[Exercise material]:
+--
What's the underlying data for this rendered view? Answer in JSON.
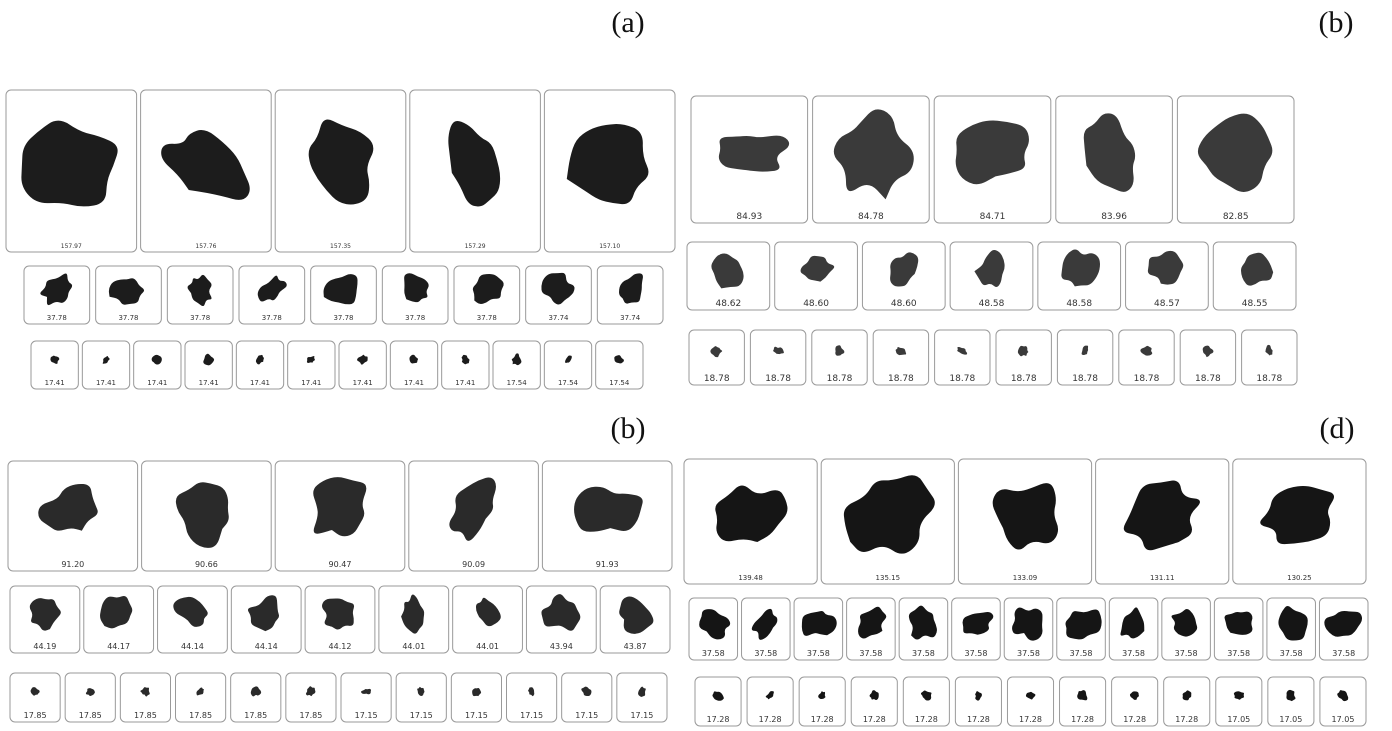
{
  "panels": [
    {
      "label": "(a)",
      "rows": [
        [
          "157.97",
          "157.76",
          "157.35",
          "157.29",
          "157.10"
        ],
        [
          "37.78",
          "37.78",
          "37.78",
          "37.78",
          "37.78",
          "37.78",
          "37.78",
          "37.74",
          "37.74"
        ],
        [
          "17.41",
          "17.41",
          "17.41",
          "17.41",
          "17.41",
          "17.41",
          "17.41",
          "17.41",
          "17.41",
          "17.54",
          "17.54",
          "17.54"
        ]
      ]
    },
    {
      "label": "(b)",
      "rows": [
        [
          "84.93",
          "84.78",
          "84.71",
          "83.96",
          "82.85"
        ],
        [
          "48.62",
          "48.60",
          "48.60",
          "48.58",
          "48.58",
          "48.57",
          "48.55"
        ],
        [
          "18.78",
          "18.78",
          "18.78",
          "18.78",
          "18.78",
          "18.78",
          "18.78",
          "18.78",
          "18.78",
          "18.78"
        ]
      ]
    },
    {
      "label": "(b)",
      "rows": [
        [
          "91.20",
          "90.66",
          "90.47",
          "90.09",
          "91.93"
        ],
        [
          "44.19",
          "44.17",
          "44.14",
          "44.14",
          "44.12",
          "44.01",
          "44.01",
          "43.94",
          "43.87"
        ],
        [
          "17.85",
          "17.85",
          "17.85",
          "17.85",
          "17.85",
          "17.85",
          "17.15",
          "17.15",
          "17.15",
          "17.15",
          "17.15",
          "17.15"
        ]
      ]
    },
    {
      "label": "(d)",
      "rows": [
        [
          "139.48",
          "135.15",
          "133.09",
          "131.11",
          "130.25"
        ],
        [
          "37.58",
          "37.58",
          "37.58",
          "37.58",
          "37.58",
          "37.58",
          "37.58",
          "37.58",
          "37.58",
          "37.58",
          "37.58",
          "37.58",
          "37.58"
        ],
        [
          "17.28",
          "17.28",
          "17.28",
          "17.28",
          "17.28",
          "17.28",
          "17.28",
          "17.28",
          "17.28",
          "17.28",
          "17.05",
          "17.05",
          "17.05"
        ]
      ]
    }
  ]
}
+--
[Prompt]:
Write the records out once more, exactly as they appear, with no pictures.

[Answer to the problem]:
What's the underlying data for this rendered view? Answer in JSON.
{
  "panels": [
    {
      "label": "(a)",
      "rows": [
        [
          "157.97",
          "157.76",
          "157.35",
          "157.29",
          "157.10"
        ],
        [
          "37.78",
          "37.78",
          "37.78",
          "37.78",
          "37.78",
          "37.78",
          "37.78",
          "37.74",
          "37.74"
        ],
        [
          "17.41",
          "17.41",
          "17.41",
          "17.41",
          "17.41",
          "17.41",
          "17.41",
          "17.41",
          "17.41",
          "17.54",
          "17.54",
          "17.54"
        ]
      ]
    },
    {
      "label": "(b)",
      "rows": [
        [
          "84.93",
          "84.78",
          "84.71",
          "83.96",
          "82.85"
        ],
        [
          "48.62",
          "48.60",
          "48.60",
          "48.58",
          "48.58",
          "48.57",
          "48.55"
        ],
        [
          "18.78",
          "18.78",
          "18.78",
          "18.78",
          "18.78",
          "18.78",
          "18.78",
          "18.78",
          "18.78",
          "18.78"
        ]
      ]
    },
    {
      "label": "(b)",
      "rows": [
        [
          "91.20",
          "90.66",
          "90.47",
          "90.09",
          "91.93"
        ],
        [
          "44.19",
          "44.17",
          "44.14",
          "44.14",
          "44.12",
          "44.01",
          "44.01",
          "43.94",
          "43.87"
        ],
        [
          "17.85",
          "17.85",
          "17.85",
          "17.85",
          "17.85",
          "17.85",
          "17.15",
          "17.15",
          "17.15",
          "17.15",
          "17.15",
          "17.15"
        ]
      ]
    },
    {
      "label": "(d)",
      "rows": [
        [
          "139.48",
          "135.15",
          "133.09",
          "131.11",
          "130.25"
        ],
        [
          "37.58",
          "37.58",
          "37.58",
          "37.58",
          "37.58",
          "37.58",
          "37.58",
          "37.58",
          "37.58",
          "37.58",
          "37.58",
          "37.58",
          "37.58"
        ],
        [
          "17.28",
          "17.28",
          "17.28",
          "17.28",
          "17.28",
          "17.28",
          "17.28",
          "17.28",
          "17.28",
          "17.28",
          "17.05",
          "17.05",
          "17.05"
        ]
      ]
    }
  ]
}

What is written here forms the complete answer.